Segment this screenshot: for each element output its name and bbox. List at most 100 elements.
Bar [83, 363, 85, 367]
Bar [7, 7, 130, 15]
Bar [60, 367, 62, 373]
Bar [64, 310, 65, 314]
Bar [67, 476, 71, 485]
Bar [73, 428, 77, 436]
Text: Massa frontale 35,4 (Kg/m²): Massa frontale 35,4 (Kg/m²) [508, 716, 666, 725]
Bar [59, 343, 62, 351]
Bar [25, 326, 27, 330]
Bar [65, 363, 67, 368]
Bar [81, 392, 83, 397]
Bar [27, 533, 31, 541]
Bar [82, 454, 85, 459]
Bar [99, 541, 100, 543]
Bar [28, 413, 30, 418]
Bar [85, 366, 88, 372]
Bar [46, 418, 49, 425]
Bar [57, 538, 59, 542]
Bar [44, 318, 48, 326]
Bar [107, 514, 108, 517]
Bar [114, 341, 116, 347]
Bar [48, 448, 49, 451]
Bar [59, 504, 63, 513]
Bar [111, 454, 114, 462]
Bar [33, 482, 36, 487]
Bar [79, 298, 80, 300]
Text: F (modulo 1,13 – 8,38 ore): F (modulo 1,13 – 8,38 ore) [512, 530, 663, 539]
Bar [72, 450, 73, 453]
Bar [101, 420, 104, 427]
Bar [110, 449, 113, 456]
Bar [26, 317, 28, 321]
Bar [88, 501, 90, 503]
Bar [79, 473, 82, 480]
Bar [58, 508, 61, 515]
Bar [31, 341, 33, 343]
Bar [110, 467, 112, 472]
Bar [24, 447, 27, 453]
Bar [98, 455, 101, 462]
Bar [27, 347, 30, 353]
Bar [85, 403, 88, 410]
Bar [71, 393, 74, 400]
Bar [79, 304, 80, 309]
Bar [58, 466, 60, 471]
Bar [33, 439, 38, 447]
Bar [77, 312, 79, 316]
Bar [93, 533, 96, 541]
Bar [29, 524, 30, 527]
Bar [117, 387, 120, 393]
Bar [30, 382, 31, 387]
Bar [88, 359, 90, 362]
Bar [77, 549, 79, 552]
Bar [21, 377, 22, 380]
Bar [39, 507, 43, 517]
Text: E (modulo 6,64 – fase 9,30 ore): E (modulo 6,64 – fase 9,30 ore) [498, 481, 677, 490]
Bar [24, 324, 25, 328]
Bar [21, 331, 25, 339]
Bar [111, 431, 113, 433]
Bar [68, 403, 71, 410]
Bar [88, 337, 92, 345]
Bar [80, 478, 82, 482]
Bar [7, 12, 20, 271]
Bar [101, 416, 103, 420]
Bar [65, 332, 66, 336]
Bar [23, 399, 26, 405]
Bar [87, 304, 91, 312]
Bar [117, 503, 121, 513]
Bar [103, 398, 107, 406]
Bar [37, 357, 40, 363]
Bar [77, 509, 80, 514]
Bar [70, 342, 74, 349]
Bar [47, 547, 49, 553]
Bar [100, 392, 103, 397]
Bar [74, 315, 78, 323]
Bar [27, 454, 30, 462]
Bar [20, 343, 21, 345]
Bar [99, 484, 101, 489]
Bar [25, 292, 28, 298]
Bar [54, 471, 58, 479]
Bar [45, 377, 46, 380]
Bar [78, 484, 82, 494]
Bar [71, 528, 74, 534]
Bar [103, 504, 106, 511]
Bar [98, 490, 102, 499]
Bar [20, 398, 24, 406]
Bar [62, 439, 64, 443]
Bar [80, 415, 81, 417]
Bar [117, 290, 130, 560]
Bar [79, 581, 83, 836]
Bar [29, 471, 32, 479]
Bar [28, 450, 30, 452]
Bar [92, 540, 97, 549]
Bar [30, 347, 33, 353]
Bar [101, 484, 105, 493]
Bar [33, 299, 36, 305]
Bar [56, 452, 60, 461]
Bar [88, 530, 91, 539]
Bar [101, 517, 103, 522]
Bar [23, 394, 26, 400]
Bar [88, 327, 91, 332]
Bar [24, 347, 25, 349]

REQUIREMENTS
Reproduce every line of the records above verbatim, with no additions, omissions, or alterations.

REPLY
Segment this screenshot: for each element output its name and bbox. List at most 100 elements.
Bar [83, 363, 85, 367]
Bar [7, 7, 130, 15]
Bar [60, 367, 62, 373]
Bar [64, 310, 65, 314]
Bar [67, 476, 71, 485]
Bar [73, 428, 77, 436]
Text: Massa frontale 35,4 (Kg/m²): Massa frontale 35,4 (Kg/m²) [508, 716, 666, 725]
Bar [59, 343, 62, 351]
Bar [25, 326, 27, 330]
Bar [65, 363, 67, 368]
Bar [81, 392, 83, 397]
Bar [27, 533, 31, 541]
Bar [82, 454, 85, 459]
Bar [99, 541, 100, 543]
Bar [28, 413, 30, 418]
Bar [85, 366, 88, 372]
Bar [46, 418, 49, 425]
Bar [57, 538, 59, 542]
Bar [44, 318, 48, 326]
Bar [107, 514, 108, 517]
Bar [114, 341, 116, 347]
Bar [48, 448, 49, 451]
Bar [59, 504, 63, 513]
Bar [111, 454, 114, 462]
Bar [33, 482, 36, 487]
Bar [79, 298, 80, 300]
Text: F (modulo 1,13 – 8,38 ore): F (modulo 1,13 – 8,38 ore) [512, 530, 663, 539]
Bar [72, 450, 73, 453]
Bar [101, 420, 104, 427]
Bar [110, 449, 113, 456]
Bar [26, 317, 28, 321]
Bar [88, 501, 90, 503]
Bar [79, 473, 82, 480]
Bar [58, 508, 61, 515]
Bar [31, 341, 33, 343]
Bar [110, 467, 112, 472]
Bar [24, 447, 27, 453]
Bar [98, 455, 101, 462]
Bar [27, 347, 30, 353]
Bar [85, 403, 88, 410]
Bar [71, 393, 74, 400]
Bar [79, 304, 80, 309]
Bar [58, 466, 60, 471]
Bar [33, 439, 38, 447]
Bar [77, 312, 79, 316]
Bar [93, 533, 96, 541]
Bar [29, 524, 30, 527]
Bar [117, 387, 120, 393]
Bar [30, 382, 31, 387]
Bar [88, 359, 90, 362]
Bar [77, 549, 79, 552]
Bar [21, 377, 22, 380]
Bar [39, 507, 43, 517]
Text: E (modulo 6,64 – fase 9,30 ore): E (modulo 6,64 – fase 9,30 ore) [498, 481, 677, 490]
Bar [24, 324, 25, 328]
Bar [21, 331, 25, 339]
Bar [111, 431, 113, 433]
Bar [68, 403, 71, 410]
Bar [88, 337, 92, 345]
Bar [80, 478, 82, 482]
Bar [7, 12, 20, 271]
Bar [101, 416, 103, 420]
Bar [65, 332, 66, 336]
Bar [23, 399, 26, 405]
Bar [87, 304, 91, 312]
Bar [117, 503, 121, 513]
Bar [103, 398, 107, 406]
Bar [37, 357, 40, 363]
Bar [77, 509, 80, 514]
Bar [70, 342, 74, 349]
Bar [47, 547, 49, 553]
Bar [100, 392, 103, 397]
Bar [74, 315, 78, 323]
Bar [27, 454, 30, 462]
Bar [20, 343, 21, 345]
Bar [99, 484, 101, 489]
Bar [25, 292, 28, 298]
Bar [54, 471, 58, 479]
Bar [45, 377, 46, 380]
Bar [78, 484, 82, 494]
Bar [71, 528, 74, 534]
Bar [103, 504, 106, 511]
Bar [98, 490, 102, 499]
Bar [20, 398, 24, 406]
Bar [62, 439, 64, 443]
Bar [80, 415, 81, 417]
Bar [117, 290, 130, 560]
Bar [79, 581, 83, 836]
Bar [29, 471, 32, 479]
Bar [28, 450, 30, 452]
Bar [92, 540, 97, 549]
Bar [30, 347, 33, 353]
Bar [101, 484, 105, 493]
Bar [33, 299, 36, 305]
Bar [56, 452, 60, 461]
Bar [88, 530, 91, 539]
Bar [101, 517, 103, 522]
Bar [23, 394, 26, 400]
Bar [88, 327, 91, 332]
Bar [24, 347, 25, 349]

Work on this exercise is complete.